-- SUPPLIED DATA --
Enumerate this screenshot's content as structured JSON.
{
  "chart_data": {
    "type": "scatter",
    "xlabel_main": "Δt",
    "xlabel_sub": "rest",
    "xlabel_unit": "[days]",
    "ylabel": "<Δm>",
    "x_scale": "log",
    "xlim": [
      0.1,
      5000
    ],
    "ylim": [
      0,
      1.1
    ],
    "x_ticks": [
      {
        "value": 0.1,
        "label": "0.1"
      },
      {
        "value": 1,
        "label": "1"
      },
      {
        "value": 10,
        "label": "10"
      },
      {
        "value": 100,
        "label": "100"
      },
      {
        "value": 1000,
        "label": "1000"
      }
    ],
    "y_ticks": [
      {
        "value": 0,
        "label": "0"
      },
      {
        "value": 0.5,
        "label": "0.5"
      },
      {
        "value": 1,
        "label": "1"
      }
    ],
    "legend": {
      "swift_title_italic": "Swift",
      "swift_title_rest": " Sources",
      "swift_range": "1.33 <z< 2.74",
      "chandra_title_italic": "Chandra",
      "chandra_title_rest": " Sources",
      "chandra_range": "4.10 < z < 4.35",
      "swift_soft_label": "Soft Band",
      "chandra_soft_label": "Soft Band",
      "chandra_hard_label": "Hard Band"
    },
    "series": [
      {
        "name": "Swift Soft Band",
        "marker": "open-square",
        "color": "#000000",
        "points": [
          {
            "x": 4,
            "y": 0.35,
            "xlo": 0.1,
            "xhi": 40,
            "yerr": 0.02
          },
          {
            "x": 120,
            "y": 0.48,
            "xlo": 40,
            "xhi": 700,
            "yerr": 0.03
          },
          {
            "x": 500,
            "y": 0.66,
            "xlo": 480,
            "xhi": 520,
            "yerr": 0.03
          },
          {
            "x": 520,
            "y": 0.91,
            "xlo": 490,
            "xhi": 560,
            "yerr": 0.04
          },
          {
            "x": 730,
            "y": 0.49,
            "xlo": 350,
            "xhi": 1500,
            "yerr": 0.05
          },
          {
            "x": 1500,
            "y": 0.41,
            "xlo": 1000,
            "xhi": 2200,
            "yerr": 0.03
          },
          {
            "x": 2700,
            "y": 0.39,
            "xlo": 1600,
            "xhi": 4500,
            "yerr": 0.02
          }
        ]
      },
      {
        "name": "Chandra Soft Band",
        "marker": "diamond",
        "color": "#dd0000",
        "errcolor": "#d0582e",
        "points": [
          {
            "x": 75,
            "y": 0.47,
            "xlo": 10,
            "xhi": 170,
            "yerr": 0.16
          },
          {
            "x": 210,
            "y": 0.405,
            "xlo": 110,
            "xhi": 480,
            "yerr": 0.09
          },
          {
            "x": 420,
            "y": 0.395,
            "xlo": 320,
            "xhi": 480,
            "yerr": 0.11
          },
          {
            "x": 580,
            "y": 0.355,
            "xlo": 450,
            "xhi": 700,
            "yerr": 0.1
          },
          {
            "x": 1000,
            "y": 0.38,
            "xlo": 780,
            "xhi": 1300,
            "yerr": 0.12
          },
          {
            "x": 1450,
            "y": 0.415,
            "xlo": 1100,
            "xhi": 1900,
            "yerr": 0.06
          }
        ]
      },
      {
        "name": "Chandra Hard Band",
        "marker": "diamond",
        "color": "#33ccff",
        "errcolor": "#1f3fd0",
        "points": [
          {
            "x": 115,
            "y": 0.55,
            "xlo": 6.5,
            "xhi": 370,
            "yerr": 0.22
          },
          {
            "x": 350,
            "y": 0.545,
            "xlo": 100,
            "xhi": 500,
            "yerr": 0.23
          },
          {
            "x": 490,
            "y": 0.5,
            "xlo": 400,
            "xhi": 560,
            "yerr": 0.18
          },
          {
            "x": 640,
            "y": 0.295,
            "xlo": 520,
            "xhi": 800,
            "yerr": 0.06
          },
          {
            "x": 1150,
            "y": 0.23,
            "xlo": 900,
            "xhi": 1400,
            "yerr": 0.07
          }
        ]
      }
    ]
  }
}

-- TASK OBJECTIVE --
In the records above, find the lines containing "Soft" and copy them.

-- FINISHED TASK --
      "swift_soft_label": "Soft Band",
      "chandra_soft_label": "Soft Band",
        "name": "Swift Soft Band",
        "name": "Chandra Soft Band",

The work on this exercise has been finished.